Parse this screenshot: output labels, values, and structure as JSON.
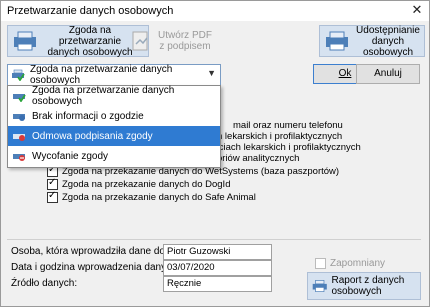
{
  "window": {
    "title": "Przetwarzanie danych osobowych"
  },
  "toolbar": {
    "consent_button": "Zgoda na przetwarzanie danych osobowych",
    "pdf_button": "Utwórz PDF z podpisem",
    "share_button": "Udostępnianie danych osobowych"
  },
  "combo": {
    "selected": "Zgoda na przetwarzanie danych osobowych"
  },
  "dropdown": {
    "options": [
      {
        "label": "Zgoda na przetwarzanie danych osobowych"
      },
      {
        "label": "Brak informacji o zgodzie"
      },
      {
        "label": "Odmowa podpisania zgody"
      },
      {
        "label": "Wycofanie zgody"
      }
    ]
  },
  "actions": {
    "ok": "Ok",
    "cancel": "Anuluj"
  },
  "checkboxes": [
    {
      "label": "mail oraz numeru telefonu",
      "checked": true
    },
    {
      "label": "h lekarskich i profilaktycznych",
      "checked": true
    },
    {
      "label": "ściach lekarskich i profilaktycznych",
      "checked": true
    },
    {
      "label": "oriów analitycznych",
      "checked": true
    },
    {
      "label": "Zgoda na przekazanie danych do WetSystems (baza paszportów)",
      "checked": true
    },
    {
      "label": "Zgoda na przekazanie danych do DogId",
      "checked": true
    },
    {
      "label": "Zgoda na przekazanie danych do Safe Animal",
      "checked": true
    }
  ],
  "footer": {
    "entered_by_label": "Osoba, która wprowadziła dane do systemu:",
    "entered_by_value": "Piotr Guzowski",
    "date_label": "Data i godzina wprowadzenia danych:",
    "date_value": "03/07/2020",
    "source_label": "Źródło danych:",
    "source_value": "Ręcznie",
    "forgotten_label": "Zapomniany",
    "report_button": "Raport z danych osobowych"
  }
}
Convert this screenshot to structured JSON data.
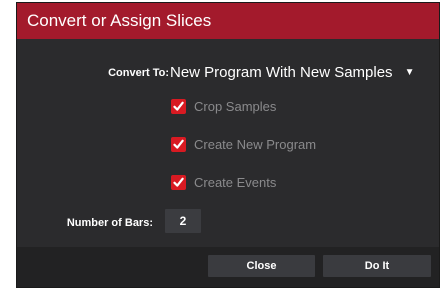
{
  "dialog": {
    "title": "Convert or Assign Slices",
    "convert_to": {
      "label": "Convert To:",
      "selected": "New Program With New Samples"
    },
    "options": [
      {
        "label": "Crop Samples",
        "checked": true
      },
      {
        "label": "Create New Program",
        "checked": true
      },
      {
        "label": "Create Events",
        "checked": true
      }
    ],
    "number_of_bars": {
      "label": "Number of Bars:",
      "value": "2"
    },
    "buttons": {
      "close": "Close",
      "do_it": "Do It"
    }
  },
  "colors": {
    "title_bar": "#a31a2c",
    "dialog_bg": "#2b2b2d",
    "checkbox": "#d81a22",
    "button_bg": "#3a3b3f"
  }
}
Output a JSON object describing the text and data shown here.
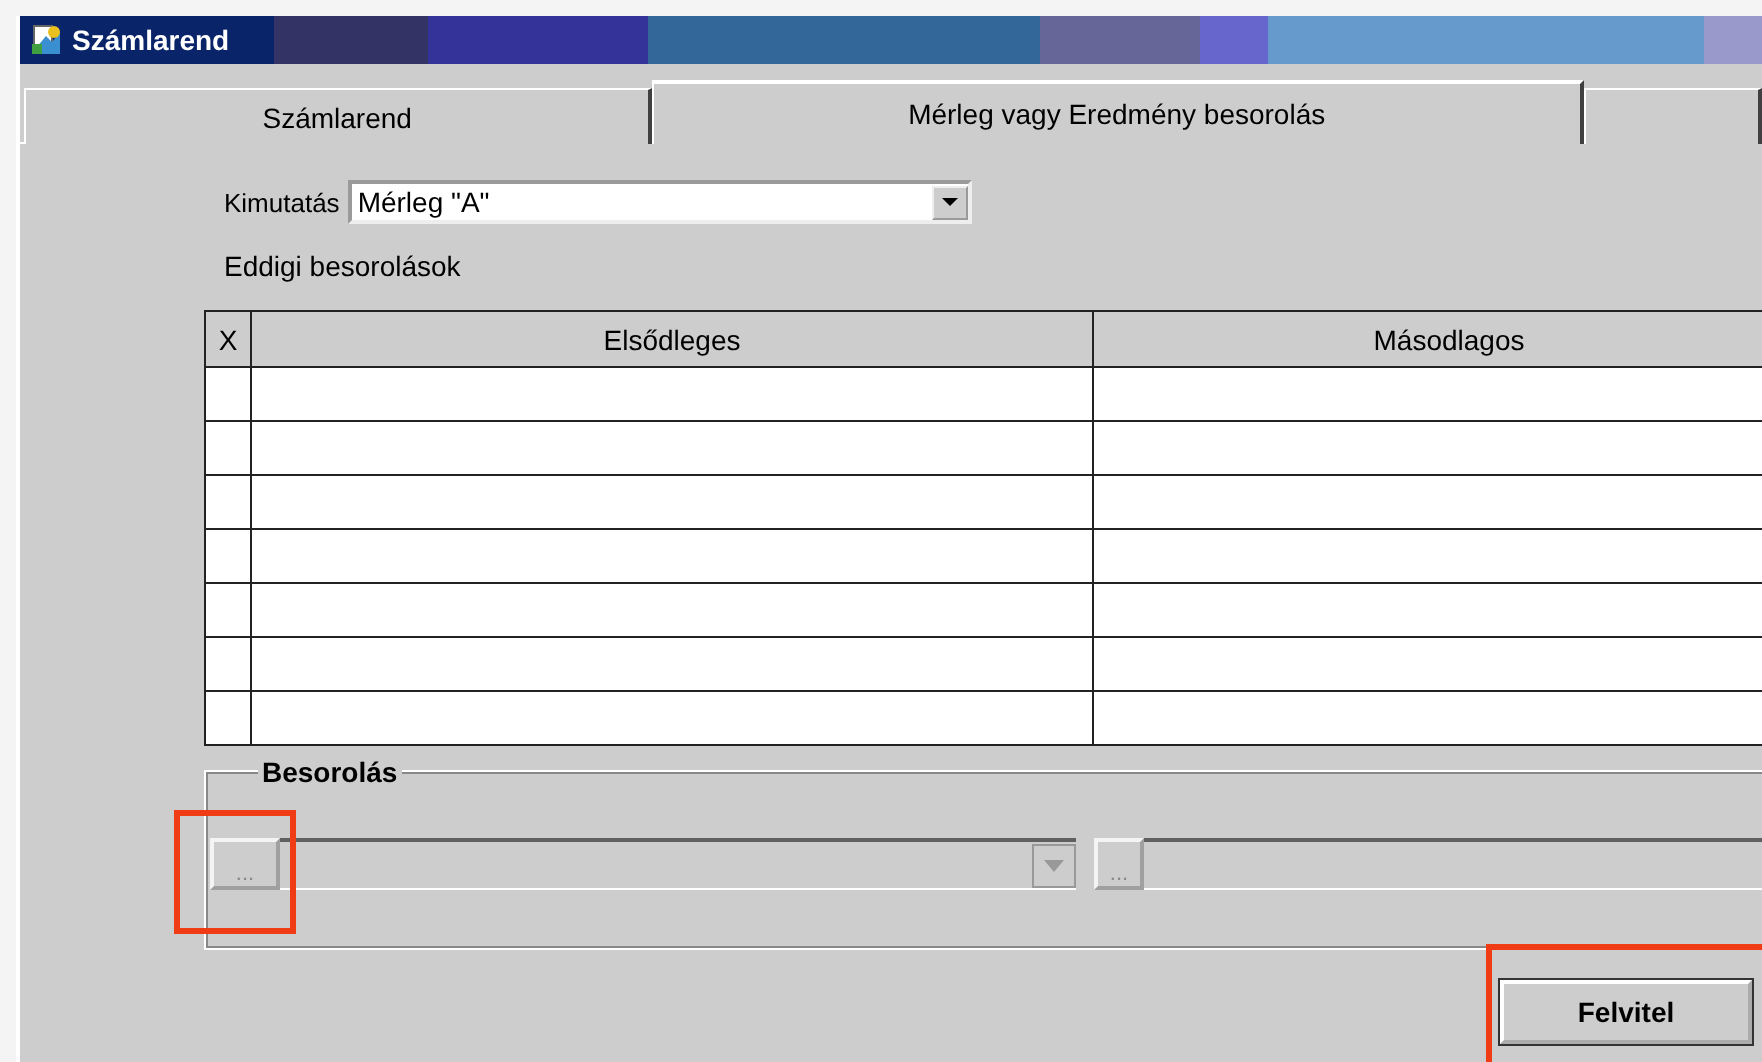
{
  "window": {
    "title": "Számlarend"
  },
  "tabs": [
    {
      "label": "Számlarend",
      "selected": false
    },
    {
      "label": "Mérleg vagy Eredmény besorolás",
      "selected": true
    },
    {
      "selected": false
    }
  ],
  "report": {
    "label": "Kimutatás",
    "value": "Mérleg \"A\""
  },
  "list_title": "Eddigi besorolások",
  "table": {
    "columns": [
      "X",
      "Elsődleges",
      "Másodlagos"
    ]
  },
  "classification": {
    "title": "Besorolás",
    "fields": [
      {
        "kind": "combo",
        "button": "...",
        "disabled": true,
        "highlighted": true
      },
      {
        "kind": "text",
        "button": "...",
        "disabled": true,
        "highlighted": false
      }
    ]
  },
  "buttons": [
    {
      "label": "Felvitel",
      "highlighted": true
    }
  ]
}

> _Exercise objective_:
Transcribe every entry above exactly. Omit all pictures.

> _Completed task_:
Parse this screenshot: output labels, values, and structure as JSON.
{
  "window": {
    "title": "Przetwarzanie danych osobowych"
  },
  "toolbar": {
    "consent_button": "Zgoda na przetwarzanie danych osobowych",
    "pdf_button": "Utwórz PDF z podpisem",
    "share_button": "Udostępnianie danych osobowych"
  },
  "combo": {
    "selected": "Zgoda na przetwarzanie danych osobowych"
  },
  "dropdown": {
    "options": [
      {
        "label": "Zgoda na przetwarzanie danych osobowych"
      },
      {
        "label": "Brak informacji o zgodzie"
      },
      {
        "label": "Odmowa podpisania zgody"
      },
      {
        "label": "Wycofanie zgody"
      }
    ]
  },
  "actions": {
    "ok": "Ok",
    "cancel": "Anuluj"
  },
  "checkboxes": [
    {
      "label": "mail oraz numeru telefonu",
      "checked": true
    },
    {
      "label": "h lekarskich i profilaktycznych",
      "checked": true
    },
    {
      "label": "ściach lekarskich i profilaktycznych",
      "checked": true
    },
    {
      "label": "oriów analitycznych",
      "checked": true
    },
    {
      "label": "Zgoda na przekazanie danych do WetSystems (baza paszportów)",
      "checked": true
    },
    {
      "label": "Zgoda na przekazanie danych do DogId",
      "checked": true
    },
    {
      "label": "Zgoda na przekazanie danych do Safe Animal",
      "checked": true
    }
  ],
  "footer": {
    "entered_by_label": "Osoba, która wprowadziła dane do systemu:",
    "entered_by_value": "Piotr Guzowski",
    "date_label": "Data i godzina wprowadzenia danych:",
    "date_value": "03/07/2020",
    "source_label": "Źródło danych:",
    "source_value": "Ręcznie",
    "forgotten_label": "Zapomniany",
    "report_button": "Raport z danych osobowych"
  }
}
Convert this screenshot to structured JSON data.
{
  "dialog": {
    "title": "Convert or Assign Slices",
    "convert_to": {
      "label": "Convert To:",
      "selected": "New Program With New Samples"
    },
    "options": [
      {
        "label": "Crop Samples",
        "checked": true
      },
      {
        "label": "Create New Program",
        "checked": true
      },
      {
        "label": "Create Events",
        "checked": true
      }
    ],
    "number_of_bars": {
      "label": "Number of Bars:",
      "value": "2"
    },
    "buttons": {
      "close": "Close",
      "do_it": "Do It"
    }
  },
  "colors": {
    "title_bar": "#a31a2c",
    "dialog_bg": "#2b2b2d",
    "checkbox": "#d81a22",
    "button_bg": "#3a3b3f"
  }
}
Output a JSON object describing the text and data shown here.
{
  "window": {
    "title": "Számlarend"
  },
  "tabs": [
    {
      "label": "Számlarend",
      "selected": false
    },
    {
      "label": "Mérleg vagy Eredmény besorolás",
      "selected": true
    },
    {
      "selected": false
    }
  ],
  "report": {
    "label": "Kimutatás",
    "value": "Mérleg \"A\""
  },
  "list_title": "Eddigi besorolások",
  "table": {
    "columns": [
      "X",
      "Elsődleges",
      "Másodlagos"
    ]
  },
  "classification": {
    "title": "Besorolás",
    "fields": [
      {
        "kind": "combo",
        "button": "...",
        "disabled": true,
        "highlighted": true
      },
      {
        "kind": "text",
        "button": "...",
        "disabled": true,
        "highlighted": false
      }
    ]
  },
  "buttons": [
    {
      "label": "Felvitel",
      "highlighted": true
    }
  ]
}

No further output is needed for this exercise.